Request:
Copy every line that holds "расходѣ".

Start of Dataset

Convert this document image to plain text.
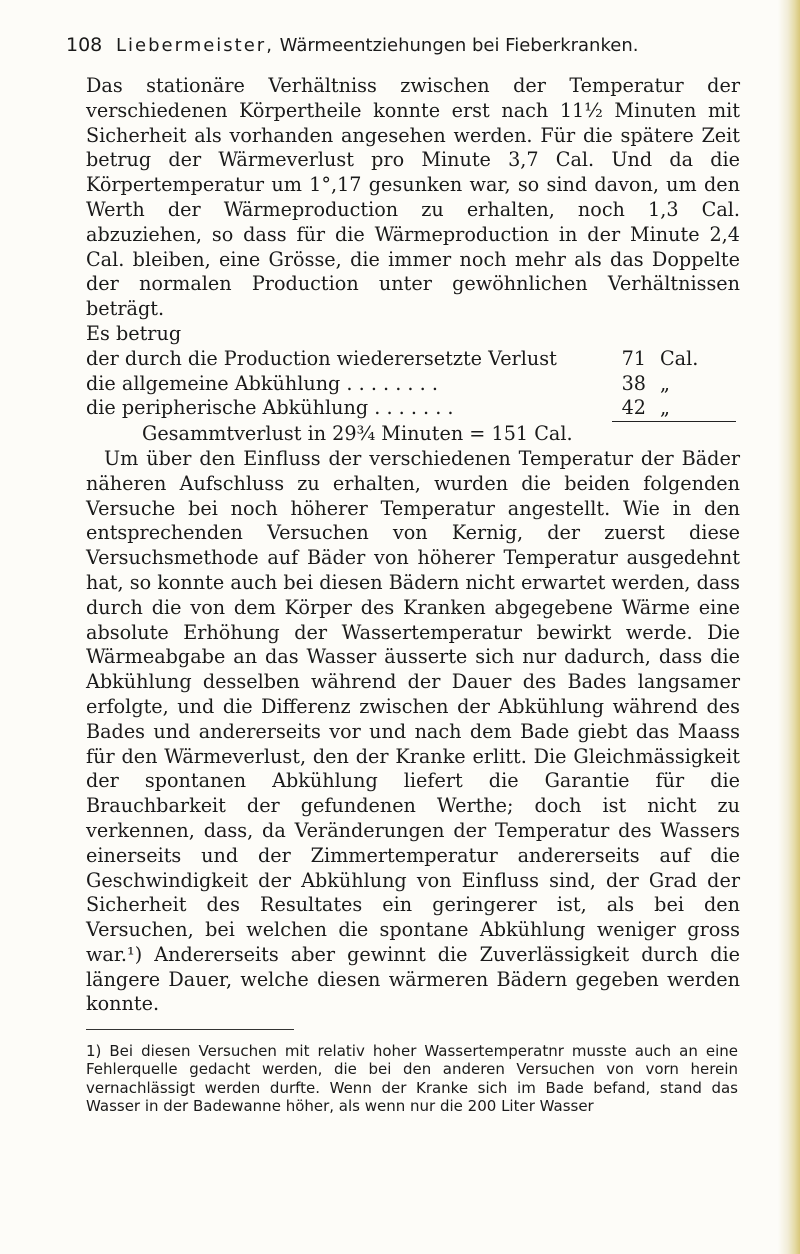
108 Liebermeister, Wärmeentziehungen bei Fieberkranken.

Das stationäre Verhältniss zwischen der Temperatur der verschiedenen Körpertheile konnte erst nach 11½ Minuten mit Sicherheit als vorhanden angesehen werden. Für die spätere Zeit betrug der Wärmeverlust pro Minute 3,7 Cal. Und da die Körpertemperatur um 1°,17 gesunken war, so sind davon, um den Werth der Wärmeproduction zu erhalten, noch 1,3 Cal. abzuziehen, so dass für die Wärmeproduction in der Minute 2,4 Cal. bleiben, eine Grösse, die immer noch mehr als das Doppelte der normalen Production unter gewöhnlichen Verhältnissen beträgt.

Es betrug

der durch die Production wiederersetzte Verlust	71 Cal.
die allgemeine Abkühlung . . . . . . . .	38 „
die peripherische Abkühlung . . . . . . .	42 „
Gesammtverlust in 29¾ Minuten = 151 Cal.

Um über den Einfluss der verschiedenen Temperatur der Bäder näheren Aufschluss zu erhalten, wurden die beiden folgenden Versuche bei noch höherer Temperatur angestellt. Wie in den entsprechenden Versuchen von Kernig, der zuerst diese Versuchsmethode auf Bäder von höherer Temperatur ausgedehnt hat, so konnte auch bei diesen Bädern nicht erwartet werden, dass durch die von dem Körper des Kranken abgegebene Wärme eine absolute Erhöhung der Wassertemperatur bewirkt werde. Die Wärmeabgabe an das Wasser äusserte sich nur dadurch, dass die Abkühlung desselben während der Dauer des Bades langsamer erfolgte, und die Differenz zwischen der Abkühlung während des Bades und andererseits vor und nach dem Bade giebt das Maass für den Wärmeverlust, den der Kranke erlitt. Die Gleichmässigkeit der spontanen Abkühlung liefert die Garantie für die Brauchbarkeit der gefundenen Werthe; doch ist nicht zu verkennen, dass, da Veränderungen der Temperatur des Wassers einerseits und der Zimmertemperatur andererseits auf die Geschwindigkeit der Abkühlung von Einfluss sind, der Grad der Sicherheit des Resultates ein geringerer ist, als bei den Versuchen, bei welchen die spontane Abkühlung weniger gross war.¹) Andererseits aber gewinnt die Zuverlässigkeit durch die längere Dauer, welche diesen wärmeren Bädern gegeben werden konnte.

1) Bei diesen Versuchen mit relativ hoher Wassertemperatnr musste auch an eine Fehlerquelle gedacht werden, die bei den anderen Versuchen von vorn herein vernachlässigt werden durfte. Wenn der Kranke sich im Bade befand, stand das Wasser in der Badewanne höher, als wenn nur die 200 Liter Wasser
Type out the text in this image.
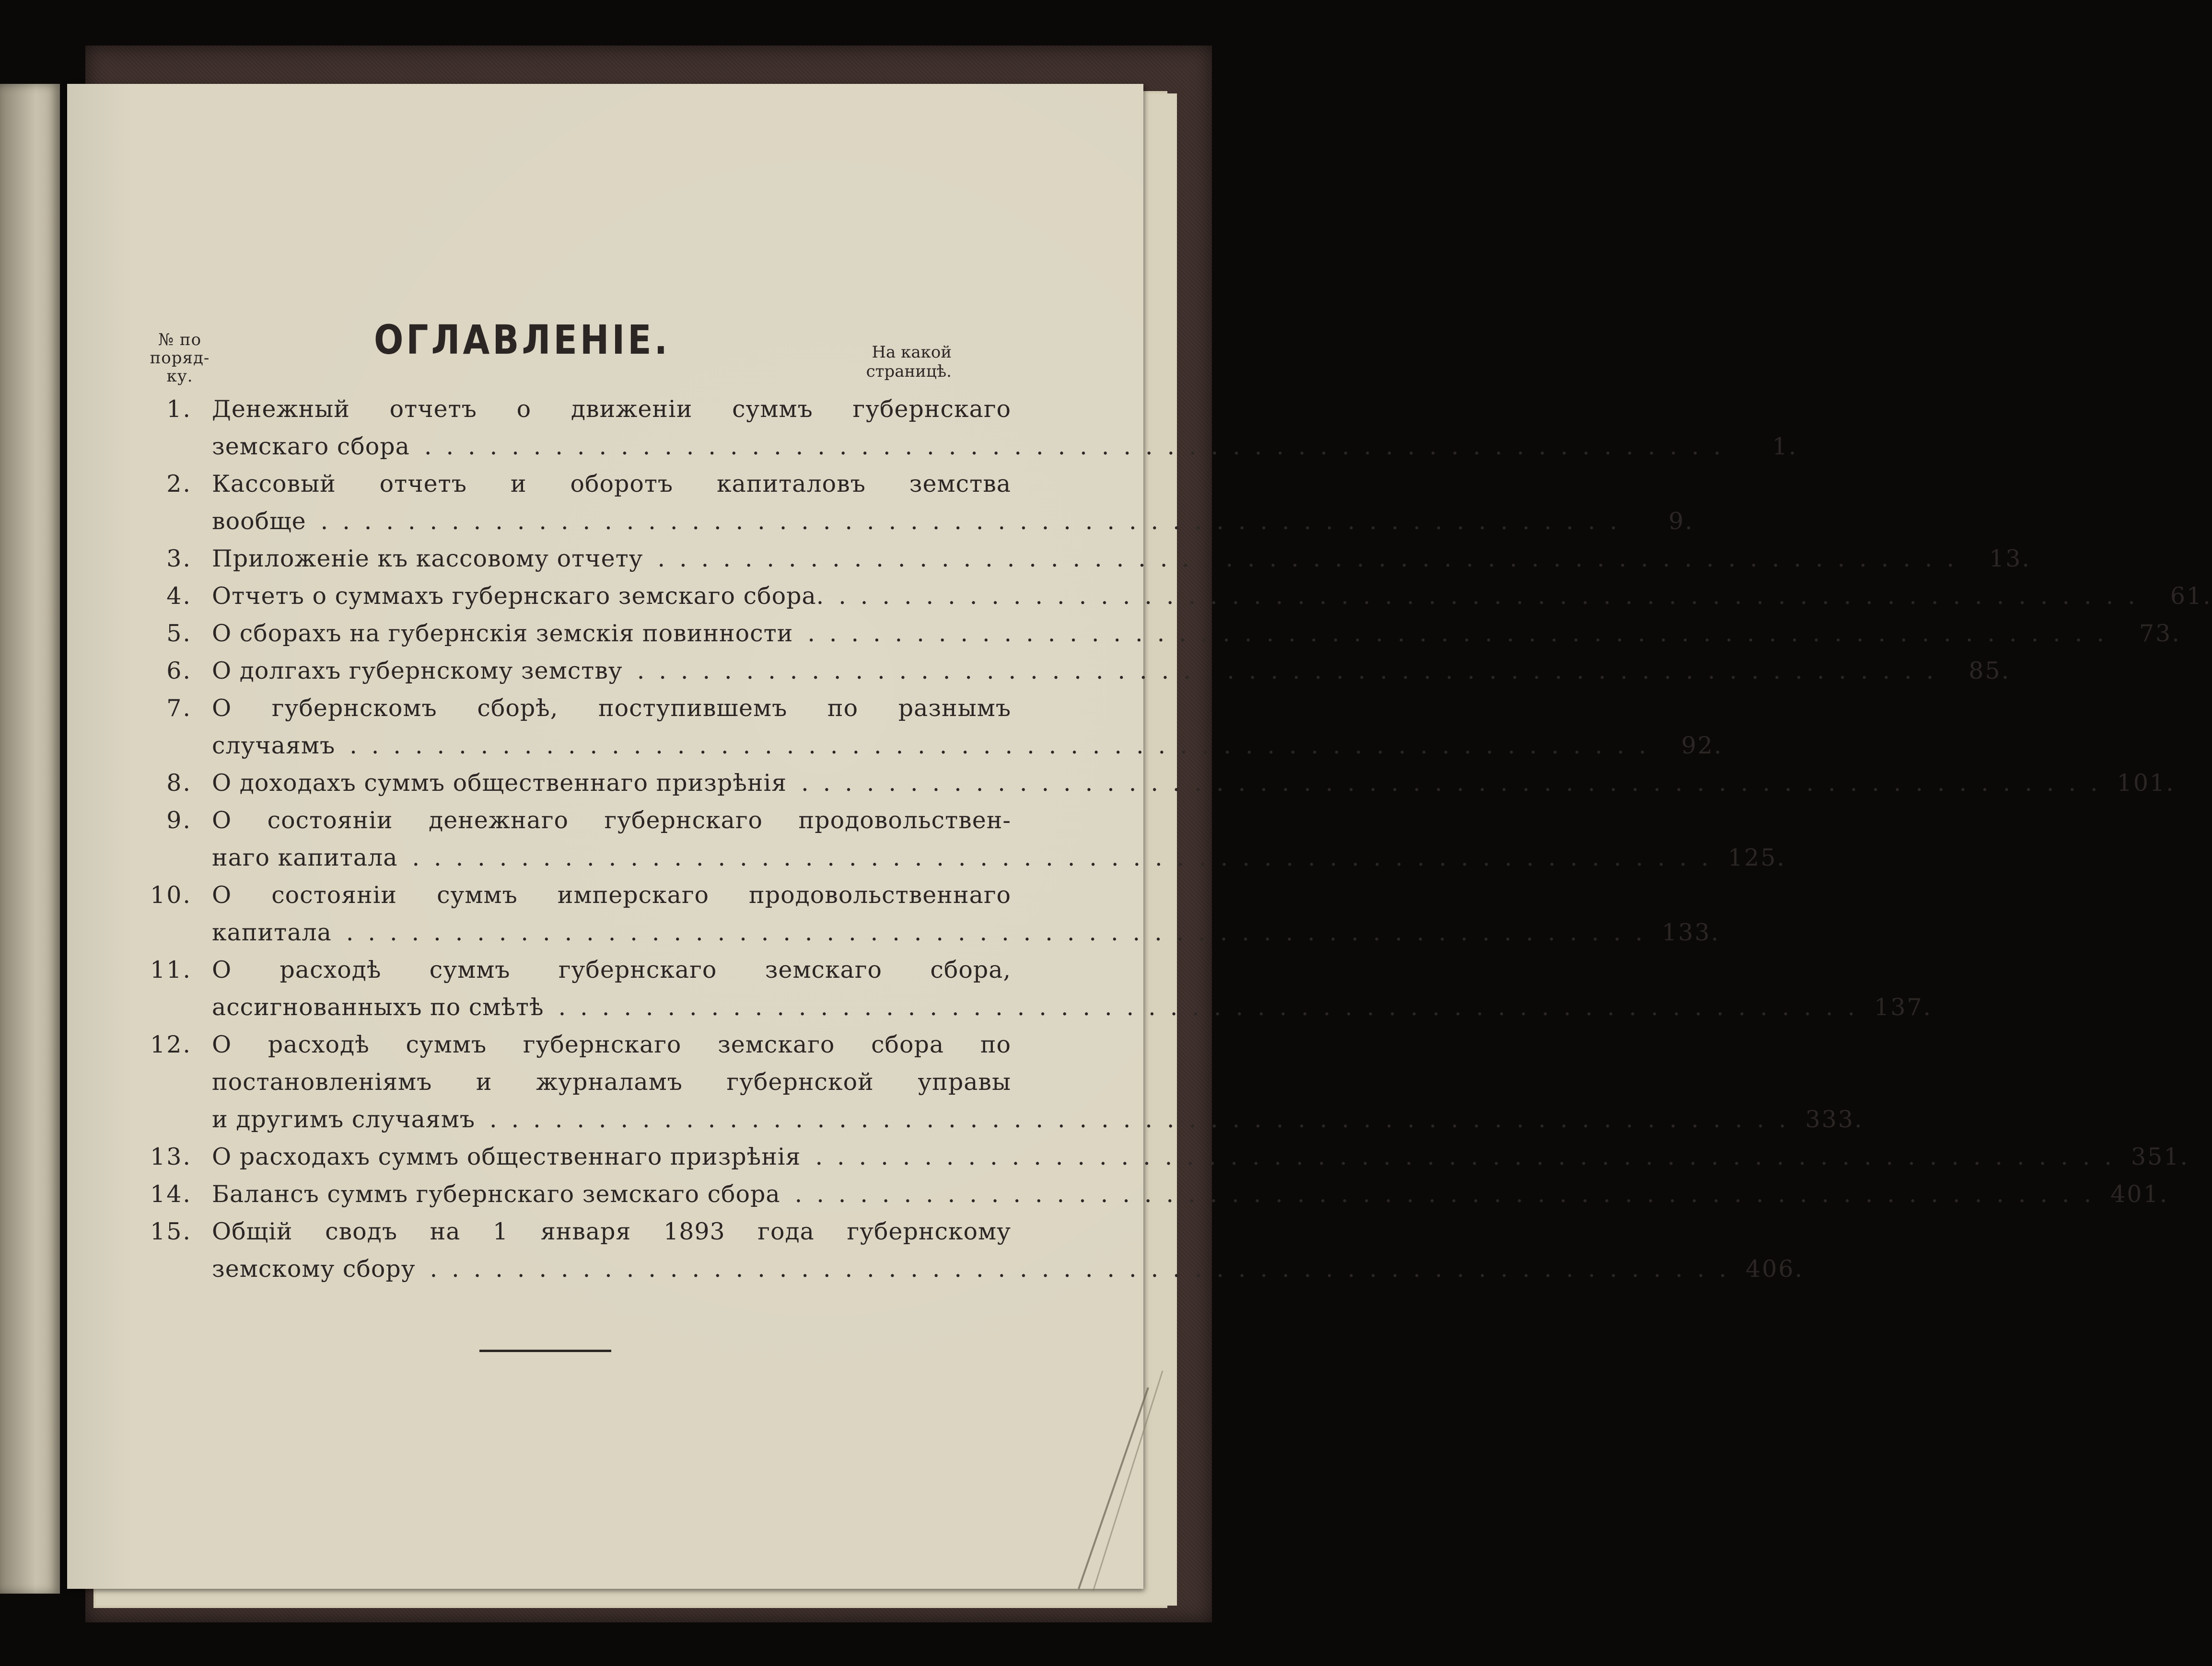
№ по
поряд-
ку.
ОГЛАВЛЕНІЕ.	На какой
страницѣ.
1. Денежный отчетъ о движеніи суммъ губернскаго
земскаго сбора ............................................................	1.
2. Кассовый отчетъ и оборотъ капиталовъ земства
вообще ............................................................	9.
3. Приложеніе къ кассовому отчету ............................................................ 13.
4. Отчетъ о суммахъ губернскаго земскаго сбора. ............................................................ 61.
5. О сборахъ на губернскія земскія повинности ............................................................ 73.
6. О долгахъ губернскому земству ............................................................ 85.
7. О губернскомъ сборѣ, поступившемъ по разнымъ
случаямъ ............................................................ 92.
8. О доходахъ суммъ общественнаго призрѣнія ............................................................ 101.
9. О состояніи денежнаго губернскаго продовольствен-
наго капитала ............................................................ 125.
10. О состояніи суммъ имперскаго продовольственнаго
капитала ............................................................ 133.
11. О расходѣ суммъ губернскаго земскаго сбора,
ассигнованныхъ по смѣтѣ ............................................................ 137.
12. О расходѣ суммъ губернскаго земскаго сбора по
постановленіямъ и журналамъ губернской управы
и другимъ случаямъ ............................................................ 333.
13. О расходахъ суммъ общественнаго призрѣнія ............................................................ 351.
14. Балансъ суммъ губернскаго земскаго сбора ............................................................ 401.
15. Общій сводъ на 1 января 1893 года губернскому
земскому сбору ............................................................ 406.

End of Dataset

Exercise solution:
11. О расходѣ суммъ губернскаго земскаго сбора,
12. О расходѣ суммъ губернскаго земскаго сбора по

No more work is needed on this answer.